→ **GIVEN PROBLEM**: Looking at the listing beneath, work out how many lines hold "grid" and report only that figure.

━━ RAW DATA ━━

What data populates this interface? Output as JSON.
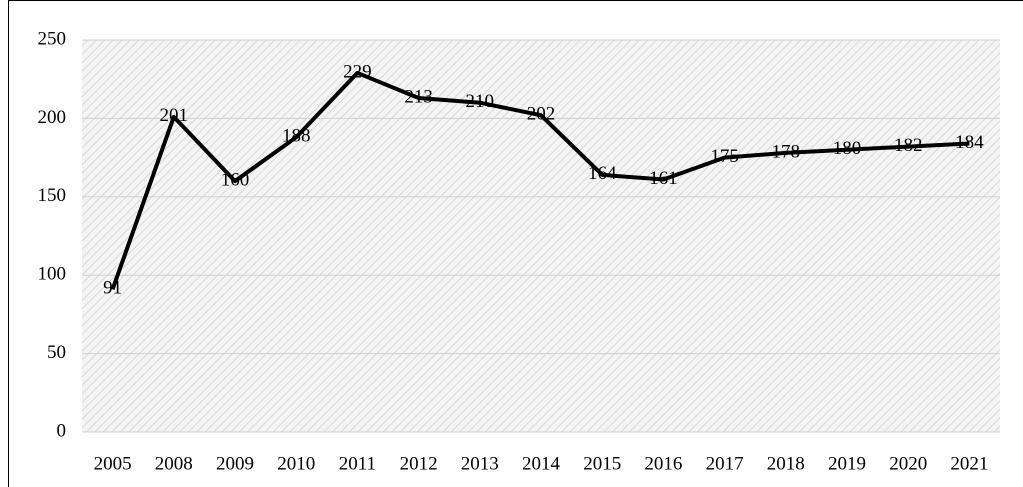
{
  "chart_data": {
    "type": "line",
    "categories": [
      "2005",
      "2008",
      "2009",
      "2010",
      "2011",
      "2012",
      "2013",
      "2014",
      "2015",
      "2016",
      "2017",
      "2018",
      "2019",
      "2020",
      "2021"
    ],
    "values": [
      91,
      201,
      160,
      188,
      229,
      213,
      210,
      202,
      164,
      161,
      175,
      178,
      180,
      182,
      184
    ],
    "color": "#000000",
    "ylim": [
      0,
      250
    ],
    "yticks": [
      0,
      50,
      100,
      150,
      200,
      250
    ],
    "grid": true
  }
}
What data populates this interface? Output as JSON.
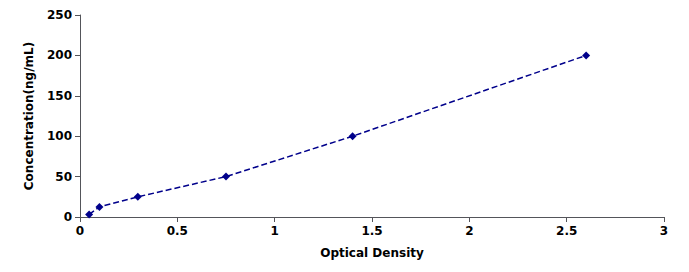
{
  "chart_data": {
    "type": "line",
    "x": [
      0.047,
      0.1,
      0.297,
      0.75,
      1.4,
      2.6
    ],
    "values": [
      3.125,
      12.5,
      25,
      50,
      100,
      200
    ],
    "xlabel": "Optical Density",
    "ylabel": "Concentration(ng/mL)",
    "xlim": [
      0,
      3
    ],
    "xticks": [
      0,
      0.5,
      1,
      1.5,
      2,
      2.5,
      3
    ],
    "ylim": [
      0,
      250
    ],
    "yticks": [
      0,
      50,
      100,
      150,
      200,
      250
    ],
    "color": "#00008B",
    "marker": "diamond",
    "line_style": "dashed",
    "grid": false
  }
}
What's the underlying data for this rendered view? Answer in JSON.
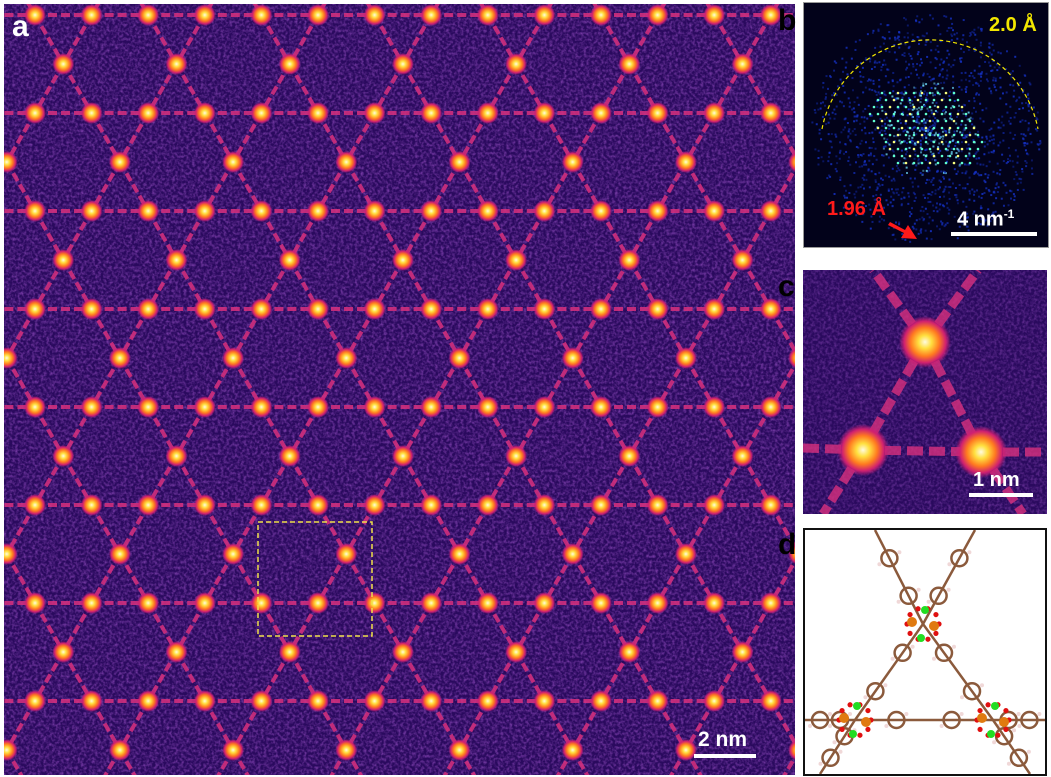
{
  "panels": {
    "a": {
      "label": "a",
      "scale_bar": "2 nm",
      "label_color": "#ffffff",
      "background": "#2a0a5e",
      "bond_color": "#d8307e",
      "highlight_box_color": "#f0e04a"
    },
    "b": {
      "label": "b",
      "ring_label": "2.0 Å",
      "ring_color": "#f2e600",
      "resolution_label": "1.96 Å",
      "resolution_color": "#ff1a1a",
      "scale_bar_value": "4 nm",
      "scale_bar_sup": "-1",
      "background": "#02021a"
    },
    "c": {
      "label": "c",
      "scale_bar": "1 nm"
    },
    "d": {
      "label": "d",
      "atom_colors": {
        "carbon": "#8b5a3c",
        "oxygen": "#e01010",
        "metal": "#e07a10",
        "green": "#22dd22",
        "hydrogen": "#f0d8d8"
      }
    }
  }
}
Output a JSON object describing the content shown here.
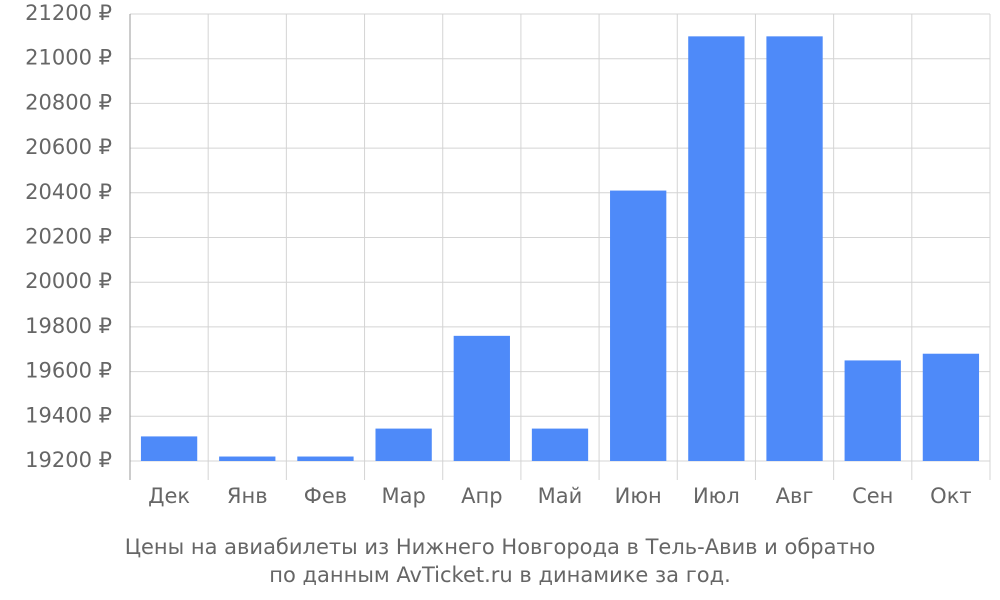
{
  "chart_data": {
    "type": "bar",
    "title": "Цены на авиабилеты из Нижнего Новгорода в Тель-Авив и обратно",
    "subtitle": "по данным AvTicket.ru в динамике за год.",
    "categories": [
      "Дек",
      "Янв",
      "Фев",
      "Мар",
      "Апр",
      "Май",
      "Июн",
      "Июл",
      "Авг",
      "Сен",
      "Окт"
    ],
    "values": [
      19310,
      19220,
      19220,
      19345,
      19760,
      19345,
      20410,
      21100,
      21100,
      19650,
      19680
    ],
    "color": "#4e8af9",
    "ylim": [
      19200,
      21200
    ],
    "yticks": [
      {
        "value": 19200,
        "label": "19200 ₽"
      },
      {
        "value": 19400,
        "label": "19400 ₽"
      },
      {
        "value": 19600,
        "label": "19600 ₽"
      },
      {
        "value": 19800,
        "label": "19800 ₽"
      },
      {
        "value": 20000,
        "label": "20000 ₽"
      },
      {
        "value": 20200,
        "label": "20200 ₽"
      },
      {
        "value": 20400,
        "label": "20400 ₽"
      },
      {
        "value": 20600,
        "label": "20600 ₽"
      },
      {
        "value": 20800,
        "label": "20800 ₽"
      },
      {
        "value": 21000,
        "label": "21000 ₽"
      },
      {
        "value": 21200,
        "label": "21200 ₽"
      }
    ],
    "grid": true
  }
}
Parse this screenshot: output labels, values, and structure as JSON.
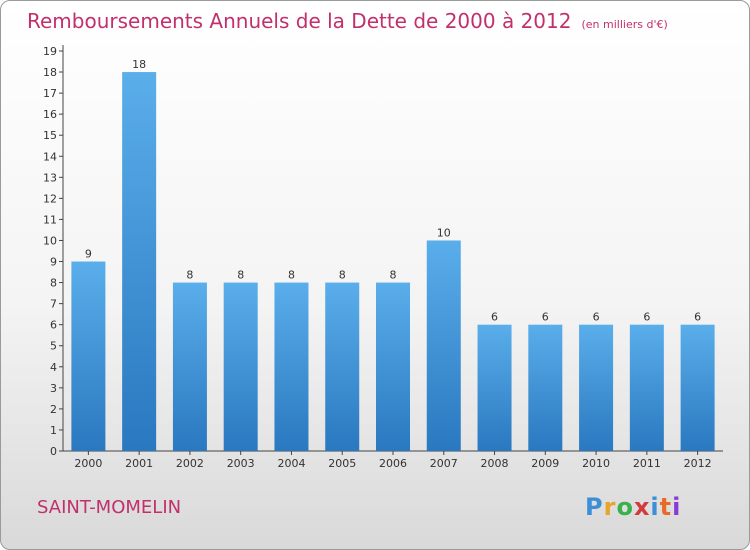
{
  "chart_data": {
    "type": "bar",
    "title": "Remboursements Annuels de la Dette de 2000 à 2012",
    "subtitle": "(en milliers d'€)",
    "categories": [
      "2000",
      "2001",
      "2002",
      "2003",
      "2004",
      "2005",
      "2006",
      "2007",
      "2008",
      "2009",
      "2010",
      "2011",
      "2012"
    ],
    "values": [
      9,
      18,
      8,
      8,
      8,
      8,
      8,
      10,
      6,
      6,
      6,
      6,
      6
    ],
    "ylim": [
      0,
      19
    ],
    "yticks": [
      0,
      1,
      2,
      3,
      4,
      5,
      6,
      7,
      8,
      9,
      10,
      11,
      12,
      13,
      14,
      15,
      16,
      17,
      18,
      19
    ],
    "grid": false,
    "bar_color_top": "#5aaeea",
    "bar_color_bottom": "#2a78c0"
  },
  "commune": "SAINT-MOMELIN",
  "logo": {
    "text": "Proxiti"
  },
  "colors": {
    "accent": "#c2306c"
  }
}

━━━

→ **THE REPLY**: 4